### Job
Exactly as written, retype the listing below, omitting the pictures.
---
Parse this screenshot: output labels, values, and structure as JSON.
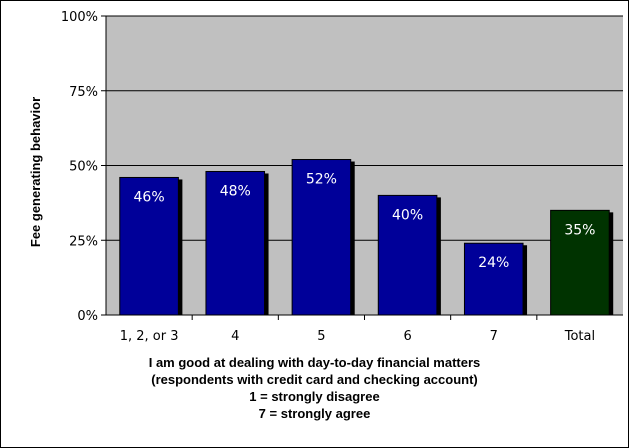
{
  "chart_data": {
    "type": "bar",
    "ylabel": "Fee generating behavior",
    "xlabel_lines": [
      "I am good at dealing with day-to-day financial matters",
      "(respondents with credit card and checking account)",
      "1 = strongly disagree",
      "7 = strongly agree"
    ],
    "categories": [
      "1, 2, or 3",
      "4",
      "5",
      "6",
      "7",
      "Total"
    ],
    "values": [
      46,
      48,
      52,
      40,
      24,
      35
    ],
    "data_labels": [
      "46%",
      "48%",
      "52%",
      "40%",
      "24%",
      "35%"
    ],
    "ylim": [
      0,
      100
    ],
    "y_ticks": [
      0,
      25,
      50,
      75,
      100
    ],
    "y_tick_labels": [
      "0%",
      "25%",
      "50%",
      "75%",
      "100%"
    ],
    "grid": true,
    "colors": {
      "plot_background": "#c0c0c0",
      "bar": "#000099",
      "total_bar": "#003300",
      "shadow": "#000000",
      "gridline": "#000000"
    }
  }
}
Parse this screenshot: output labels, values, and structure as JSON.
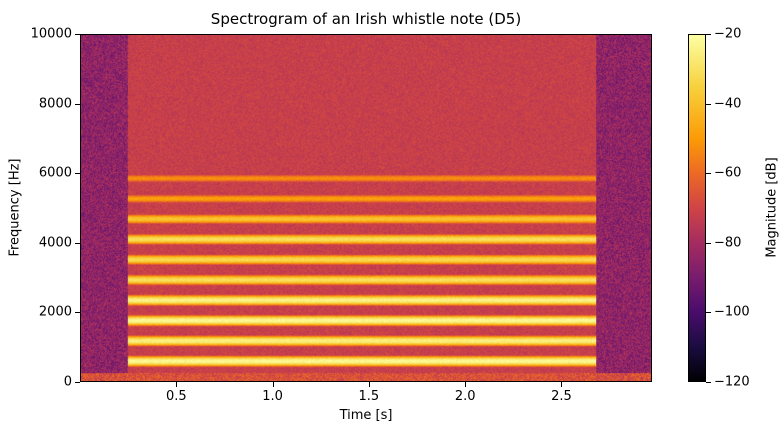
{
  "chart_data": {
    "type": "heatmap",
    "title": "Spectrogram of an Irish whistle note (D5)",
    "xlabel": "Time [s]",
    "ylabel": "Frequency [Hz]",
    "colorbar_label": "Magnitude [dB]",
    "xlim": [
      0,
      2.97
    ],
    "ylim": [
      0,
      10000
    ],
    "clim": [
      -120,
      -20
    ],
    "colormap": "inferno",
    "x_ticks": [
      "0.5",
      "1.0",
      "1.5",
      "2.0",
      "2.5"
    ],
    "x_tick_values": [
      0.5,
      1.0,
      1.5,
      2.0,
      2.5
    ],
    "y_ticks": [
      "0",
      "2000",
      "4000",
      "6000",
      "8000",
      "10000"
    ],
    "y_tick_values": [
      0,
      2000,
      4000,
      6000,
      8000,
      10000
    ],
    "colorbar_ticks": [
      "−20",
      "−40",
      "−60",
      "−80",
      "−100",
      "−120"
    ],
    "colorbar_tick_values": [
      -20,
      -40,
      -60,
      -80,
      -100,
      -120
    ],
    "note_onset_s": 0.24,
    "note_offset_s": 2.68,
    "fundamental_hz": 587,
    "harmonics_hz": [
      587,
      1174,
      1761,
      2348,
      2935,
      3522,
      4109,
      4696,
      5283,
      5870
    ],
    "harmonic_peak_db": [
      -22,
      -25,
      -22,
      -24,
      -30,
      -32,
      -30,
      -38,
      -48,
      -52
    ],
    "noise_floor_db": -85,
    "grid": false
  }
}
---
### Result for this exercise
Parse this screenshot: output labels, values, and structure as JSON.
{
  "chart_data": {
    "type": "bar",
    "ylabel": "Fee generating behavior",
    "xlabel_lines": [
      "I am good at dealing with day-to-day financial matters",
      "(respondents with credit card and checking account)",
      "1 = strongly disagree",
      "7 = strongly agree"
    ],
    "categories": [
      "1, 2, or 3",
      "4",
      "5",
      "6",
      "7",
      "Total"
    ],
    "values": [
      46,
      48,
      52,
      40,
      24,
      35
    ],
    "data_labels": [
      "46%",
      "48%",
      "52%",
      "40%",
      "24%",
      "35%"
    ],
    "ylim": [
      0,
      100
    ],
    "y_ticks": [
      0,
      25,
      50,
      75,
      100
    ],
    "y_tick_labels": [
      "0%",
      "25%",
      "50%",
      "75%",
      "100%"
    ],
    "grid": true,
    "colors": {
      "plot_background": "#c0c0c0",
      "bar": "#000099",
      "total_bar": "#003300",
      "shadow": "#000000",
      "gridline": "#000000"
    }
  }
}
Parse this screenshot: output labels, values, and structure as JSON.
{
  "chart_data": {
    "type": "heatmap",
    "title": "Spectrogram of an Irish whistle note (D5)",
    "xlabel": "Time [s]",
    "ylabel": "Frequency [Hz]",
    "colorbar_label": "Magnitude [dB]",
    "xlim": [
      0,
      2.97
    ],
    "ylim": [
      0,
      10000
    ],
    "clim": [
      -120,
      -20
    ],
    "colormap": "inferno",
    "x_ticks": [
      "0.5",
      "1.0",
      "1.5",
      "2.0",
      "2.5"
    ],
    "x_tick_values": [
      0.5,
      1.0,
      1.5,
      2.0,
      2.5
    ],
    "y_ticks": [
      "0",
      "2000",
      "4000",
      "6000",
      "8000",
      "10000"
    ],
    "y_tick_values": [
      0,
      2000,
      4000,
      6000,
      8000,
      10000
    ],
    "colorbar_ticks": [
      "−20",
      "−40",
      "−60",
      "−80",
      "−100",
      "−120"
    ],
    "colorbar_tick_values": [
      -20,
      -40,
      -60,
      -80,
      -100,
      -120
    ],
    "note_onset_s": 0.24,
    "note_offset_s": 2.68,
    "fundamental_hz": 587,
    "harmonics_hz": [
      587,
      1174,
      1761,
      2348,
      2935,
      3522,
      4109,
      4696,
      5283,
      5870
    ],
    "harmonic_peak_db": [
      -22,
      -25,
      -22,
      -24,
      -30,
      -32,
      -30,
      -38,
      -48,
      -52
    ],
    "noise_floor_db": -85,
    "grid": false
  }
}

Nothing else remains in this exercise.